---------- Article ----------
The private museum has two more months to forge a new direction before its tax-exempt status could be revoked.

Marciano Art Foundation, May 18, 2017 (all photos by the author for Hyperallergic)

LOS ANGELES — Earlier this summer, the Marciano Art Foundation (MAF), the private museum founded by Paul and Maurice Marciano (the owners of the retail company Guess? Inc.) settled a lawsuit with 70 former museum employees. The plaintiffs argued that the foundation had violated the law when it laid them off — and subsequently closed the museum — in November 2019, shortly after the workers announced their intentions to unionize, without giving them “at least 60 days’ written notice before instituting mass layoffs.” (The foundation attributed its decision to close to “low attendance.”) According to the settlement, each of the former visitor services associates would receive about 10 weeks of pay, totaling a gross sum of $205,481 plus $70,000 in attorney fees, and, in exchange, the charge of unfair labor practices would be dropped.

This announcement would seem to put an end to the short but tumultuous saga of the museum that had opened its doors only three years earlier — when the Marcianos unveiled their glitzy contemporary art collection housed in the refurbished Scottish Rite Masonic Temple, a monumental white box on Wilshire Boulevard originally designed by Millard Sheets in 1961. The MAF had closed, that was certain, and the lawsuit brought by its workers was settled, but what would happen to the landmark building that the Marciano brothers had purchased in 2013 for $8 million?

At the end of July, a week after the settlement was announced, ArtNet reported that Gagosian, the mega-gallery with 18 spaces around the world, would be taking over part of the building. Gagosian would move into the building’s theater gallery, a 13,000-square-foot, two-story high space, beginning in January 2021, while the foundation would continue to occupy the rest. Further details were not forthcoming. A spokesperson for Gagosian would only say that the gallery had “reached an exclusive occupancy arrangement with the Marciano Art Foundation.” When Hyperallergic asked over email if that meant the gallery would be renting space from the MAF, the spokesperson clarified: “‘Exclusive occupancy arrangement’ is the correct way to describe the agreement.”

Although unexpected, the announcement was not exactly surprising, given the fact that the Marcianos have been long-time clients of Gagosian. Several of the artists on view at the MAF are on the gallery’s roster: Takashi Murakami, Mark Grotjahn, Alex Israel, Urs Fischer, Sterling Ruby, and Jonas Wood, among others, leading to speculation that when the building reopens, it might offer much of the same, just under a different name. (The Marciano Art Foundation did not return email requests for comment.)

Marciano Art Foundation, May 18, 2017

Additionally, according to a real estate listing from NAI Capital, the building has been put on the market with an asking price of almost $14 million. Although Larry Gagosian’s intentions are unclear, perhaps this is an opportunity for him to test-drive the space before deciding if he wants to take it over from the Marcianos completely?
----------
**Problem 1**
Answer these questions using the article:
(a) How many former museum employees settled the lawsuit with the foundation?
(b) For what price did the Marciano brothers buy the building in 2013?
(c) How large is the theater gallery that Gagosian would move into?
---------- Materials provided ----------
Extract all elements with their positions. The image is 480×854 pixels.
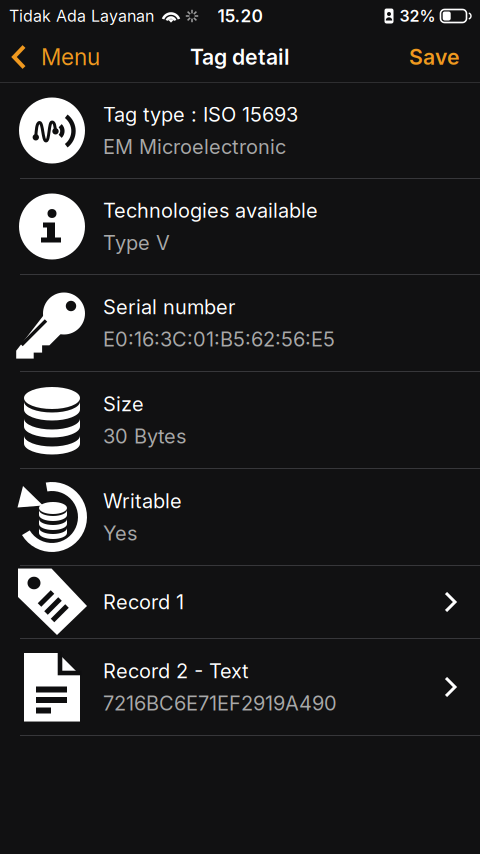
- staticText: Serial number: [103, 295, 235, 319]
- staticText: Tag detail: [190, 44, 290, 70]
- staticText: Record 2 - Text: [103, 659, 249, 683]
- button[interactable]: Size: [0, 372, 480, 468]
- staticText: 30 Bytes: [103, 424, 186, 448]
- staticText: Technologies available: [103, 198, 318, 222]
- button[interactable]: Technologies available: [0, 179, 480, 274]
- staticText: Tidak Ada Layanan: [9, 6, 154, 26]
- staticText: Menu: [41, 43, 100, 71]
- button[interactable]: Record 1: [0, 566, 480, 638]
- button[interactable]: Writable: [0, 469, 480, 565]
- staticText: 15.20: [218, 6, 262, 26]
- staticText: Type V: [103, 230, 170, 255]
- staticText: 32%: [400, 6, 436, 26]
- staticText: Tag type : ISO 15693: [103, 102, 298, 126]
- staticText: Save: [409, 44, 460, 70]
- button[interactable]: Save: [409, 44, 480, 70]
- staticText: Yes: [103, 521, 137, 545]
- staticText: EM Microelectronic: [103, 134, 286, 159]
- staticText: Record 1: [103, 590, 184, 614]
- staticText: Size: [103, 392, 144, 416]
- staticText: 7216BC6E71EF2919A490: [103, 691, 337, 715]
- staticText: Writable: [103, 489, 182, 513]
- button[interactable]: Record 2 - Text: [0, 639, 480, 735]
- button[interactable]: Menu: [0, 43, 100, 71]
- button[interactable]: Tag type : ISO 15693: [0, 83, 480, 178]
- staticText: E0:16:3C:01:B5:62:56:E5: [103, 327, 335, 351]
- button[interactable]: Serial number: [0, 275, 480, 371]
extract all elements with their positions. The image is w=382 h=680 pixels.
----------
**Problem 2**
Reproduce every one of the rows above word for word. Leave out the picture.

**Exercise solution 1**
(a) 70
(b) $8 million
(c) 13,000 square feet

**Exercise solution 2**
Extract all elements with their positions. The image is 480×854 pixels.
- staticText: Serial number: [103, 295, 235, 319]
- staticText: Tag detail: [190, 44, 290, 70]
- staticText: Record 2 - Text: [103, 659, 249, 683]
- button[interactable]: Size: [0, 372, 480, 468]
- staticText: 30 Bytes: [103, 424, 186, 448]
- staticText: Technologies available: [103, 198, 318, 222]
- button[interactable]: Technologies available: [0, 179, 480, 274]
- staticText: Tidak Ada Layanan: [9, 6, 154, 26]
- staticText: Menu: [41, 43, 100, 71]
- button[interactable]: Record 1: [0, 566, 480, 638]
- button[interactable]: Writable: [0, 469, 480, 565]
- staticText: 15.20: [218, 6, 262, 26]
- staticText: Type V: [103, 230, 170, 255]
- staticText: 32%: [400, 6, 436, 26]
- staticText: Tag type : ISO 15693: [103, 102, 298, 126]
- staticText: Save: [409, 44, 460, 70]
- button[interactable]: Save: [409, 44, 480, 70]
- staticText: Yes: [103, 521, 137, 545]
- staticText: EM Microelectronic: [103, 134, 286, 159]
- staticText: Record 1: [103, 590, 184, 614]
- staticText: Size: [103, 392, 144, 416]
- staticText: 7216BC6E71EF2919A490: [103, 691, 337, 715]
- staticText: Writable: [103, 489, 182, 513]
- button[interactable]: Record 2 - Text: [0, 639, 480, 735]
- button[interactable]: Menu: [0, 43, 100, 71]
- button[interactable]: Tag type : ISO 15693: [0, 83, 480, 178]
- staticText: E0:16:3C:01:B5:62:56:E5: [103, 327, 335, 351]
- button[interactable]: Serial number: [0, 275, 480, 371]
extract all elements with their positions. The image is w=382 h=680 pixels.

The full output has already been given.